* [Extrait de page]

● ● ● ● ●

# Firewire 800 compatible avec 400?



## denisb88 (17 Décembre 2008)

Bonjour, je suis totalement novice en Apple et je viens d'acheter un MacBookPro Unibody
Il possède une prise firewire 800 et je voudrais m'acheter un boitier externe pour y mettre un DD.
Je vois qu'il existe des boitiers en FW 400. Peut-on brancher ce boitier avec le cable 400 livré avec ou faut-il un adaptateur ?
Merci


----------



## Pascal 77 (17 Décembre 2008)

Il faut un adaptateur, mais le mieux c'est un boîtier qui supporte le Fw 800 (celui ci n'est qu'un exemple) !


----------



## denisb88 (17 Décembre 2008)

Merci
Peut-être un lien pour un adaptateur ???
Sinon, je pourrais aussi brancher mon camescope canon sur du firewire 800? Ou bien faut-il encore un autre adaptateur ?


----------



## melaure (17 Décembre 2008)

Pour le DD, il te suffit d'un câble avec d'un coté un connecteur FW800 et de l'autre un FW400 comme celui-ci : FireWire 800(1394b)/FireWire 400 (1394a) 9-Pin to 6-Pin Interconnect Cable (exemple)






Pour le camescope, il te suffit d'un câble FW400 4 broches vers FW800 comme celui-ci : Newer Technology FireWire 800/400 1394B/A 9 Pin to 4 Pin Cable 36"






Si tu veux un bon boitier, je te conseille celui-ci : OWC Mercury Elite-AL Pro FW800/400 + USB 2.0/1.1 Enclosure Kit (version ATA)

● ● ● ● ●

* [Extraits du listing]
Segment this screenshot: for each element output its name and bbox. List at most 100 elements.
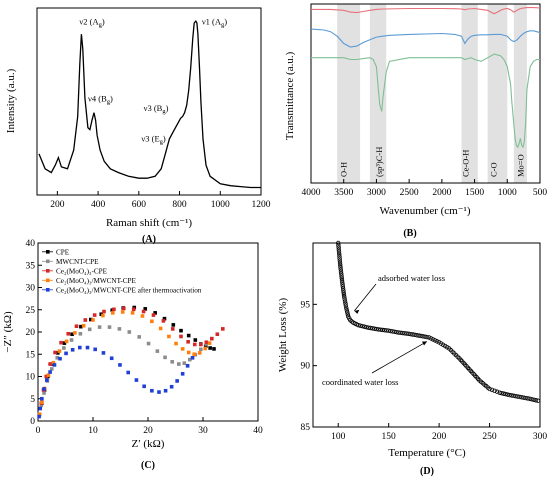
eis-point bbox=[208, 346, 212, 350]
eis-point bbox=[48, 362, 52, 366]
shaded-band-b bbox=[487, 4, 508, 183]
tga-point bbox=[535, 398, 541, 403]
x-tick-label-a: 400 bbox=[91, 200, 106, 210]
panel-a-raman: 200 400 600 800 1000 1200 ν2 (Ag) ν1 (Ag) ν4 (B… bbox=[5, 7, 271, 245]
tga-point bbox=[338, 267, 343, 272]
tga-point bbox=[342, 296, 347, 302]
tga-point bbox=[344, 305, 349, 311]
plot-frame-a bbox=[36, 7, 262, 196]
eis-point bbox=[51, 360, 56, 365]
eis-point bbox=[42, 391, 46, 395]
x-tick-label-b: 3500 bbox=[334, 188, 353, 198]
eis-point bbox=[45, 378, 49, 382]
tga-point bbox=[386, 328, 391, 333]
peak-annotation-a: ν2 (Ag) bbox=[79, 17, 104, 29]
eis-point bbox=[185, 364, 190, 368]
tga-point bbox=[339, 275, 344, 281]
shaded-band-b bbox=[337, 4, 361, 183]
y-axis-label-d: Weight Loss (%) bbox=[277, 298, 289, 373]
x-ticks-c: 0 10 20 30 40 bbox=[36, 417, 263, 436]
peak-annotation-a: ν4 (Bg) bbox=[88, 94, 113, 106]
eis-point bbox=[186, 350, 191, 355]
tga-point bbox=[521, 395, 527, 400]
x-tick-label-d: 100 bbox=[331, 432, 346, 442]
eis-point bbox=[197, 351, 202, 355]
legend-label-c: MWCNT-CPE bbox=[56, 258, 99, 266]
y-tick-label-c: 30 bbox=[26, 284, 36, 294]
eis-point bbox=[180, 347, 185, 351]
x-tick-label-a: 1000 bbox=[211, 200, 230, 210]
eis-point bbox=[102, 309, 106, 314]
series-b bbox=[310, 7, 541, 149]
y-axis-label-b: Transmittance (a.u.) bbox=[284, 51, 296, 140]
eis-point bbox=[150, 319, 154, 324]
x-tick-label-a: 800 bbox=[172, 200, 187, 210]
x-tick-label-b: 3000 bbox=[367, 188, 386, 198]
tga-point bbox=[374, 326, 379, 332]
tga-point bbox=[422, 334, 428, 339]
eis-point bbox=[101, 313, 105, 318]
eis-point bbox=[59, 340, 63, 345]
tga-point bbox=[382, 328, 387, 333]
eis-point bbox=[203, 346, 207, 351]
x-axis-label-d: Temperature (°C) bbox=[388, 447, 466, 459]
x-tick-label-b: 2500 bbox=[400, 188, 419, 198]
series-c bbox=[37, 305, 225, 419]
eis-point bbox=[79, 324, 83, 329]
tga-point bbox=[392, 329, 397, 335]
tga-point bbox=[341, 292, 347, 298]
eis-point bbox=[52, 363, 57, 367]
tga-point bbox=[501, 391, 506, 396]
eis-point bbox=[192, 352, 196, 357]
panel-label-d: (D) bbox=[420, 466, 434, 477]
eis-point bbox=[127, 330, 132, 334]
annotation-d: coordinated water loss bbox=[322, 377, 398, 387]
eis-point bbox=[58, 356, 62, 361]
eis-point bbox=[171, 323, 176, 327]
x-tick-label-b: 1500 bbox=[465, 188, 484, 198]
tga-point bbox=[515, 394, 521, 399]
legend-label-c: Ce₂(MoO₄)₃-CPE bbox=[56, 268, 108, 276]
tga-point bbox=[341, 288, 346, 293]
eis-point bbox=[109, 356, 114, 361]
peak-annotation-a: ν3 (Eg) bbox=[141, 134, 166, 146]
eis-point bbox=[83, 318, 88, 322]
eis-point bbox=[207, 341, 212, 345]
eis-point bbox=[53, 350, 57, 355]
y-tick-label-c: 5 bbox=[30, 395, 35, 405]
eis-point bbox=[146, 341, 151, 346]
tga-point bbox=[424, 334, 430, 340]
eis-point bbox=[85, 345, 90, 350]
tga-point bbox=[418, 333, 424, 339]
eis-point bbox=[93, 347, 97, 352]
legend-label-c: Ce₂(MoO₄)₃/MWCNT-CPE bbox=[56, 277, 137, 285]
eis-point bbox=[37, 414, 41, 419]
eis-point bbox=[190, 356, 195, 360]
eis-point bbox=[126, 370, 130, 375]
eis-point bbox=[177, 362, 181, 366]
eis-point bbox=[212, 347, 216, 351]
tga-point bbox=[364, 324, 369, 330]
tga-point bbox=[517, 394, 523, 400]
eis-point bbox=[150, 388, 154, 393]
tga-point bbox=[345, 312, 351, 317]
eis-point bbox=[162, 316, 167, 321]
annotations-a: ν2 (Ag) ν1 (Ag) ν4 (Bg) ν3 (Bg) ν3 (Eg) bbox=[79, 17, 227, 146]
eis-point bbox=[163, 355, 167, 360]
tga-point bbox=[402, 331, 408, 336]
tga-point bbox=[503, 391, 508, 397]
tga-point bbox=[420, 334, 426, 339]
tga-point bbox=[342, 294, 347, 300]
x-tick-label-a: 1200 bbox=[252, 200, 271, 210]
ftir-series-line bbox=[310, 28, 541, 48]
y-tick-label-c: 20 bbox=[26, 328, 36, 338]
x-tick-label-c: 10 bbox=[88, 426, 98, 436]
tga-point bbox=[337, 260, 343, 266]
tga-point bbox=[372, 326, 377, 331]
series-a bbox=[38, 19, 261, 189]
eis-point bbox=[64, 351, 68, 356]
x-axis-label-a: Raman shift (cm⁻¹) bbox=[106, 217, 192, 229]
tga-point bbox=[337, 258, 343, 263]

● ● ● ● ●

* [Consignes]
a. Répondez brièvement à partir du fil sur le FireWire 800 :
(i) Quel ordinateur denisb88 vient-il d'acheter ?
(ii) D'après Pascal 77, quel type de boîtier est préférable ?
(iii) Pour le camescope, quel câble melaure indique-t-il ?
b. Prolongez le fil sur le FireWire 800 par la suite de la discussion, en reprenant après le dernier message affiché.

* [Corrigé]
a.
(i) Un MacBookPro Unibody.
(ii) Un boîtier qui supporte le FW 800.
(iii) Un câble FW400 4 broches vers FW800.

b.
Ou celui-ci : OWC Mercury Elite-AL Quad Interface eSATA, FireWire 400/800 & USB 2.0/1.1 Enclosure Kit (versionSATA)


----------



## denisb88 (17 Décembre 2008)

Merci pour ces réponses

Le site en question aux US est sérieux ?


----------



## melaure (17 Décembre 2008)

denisb88 a dit:


> Merci pour ces réponses
> 
> Le site en question aux US est sérieux ?



J'y fais des commandes groupées depuis 6 ans pour de nombreux MacUsers lyonnais. Aucun soucis, je les classe au dessus des revendeurs Mac français.

Mais tu peux surement trouver ces câbles en France si tu préfères. Il y a les revendeurs Macs et les spécialistes des câbles.


----------



## denisb88 (17 Décembre 2008)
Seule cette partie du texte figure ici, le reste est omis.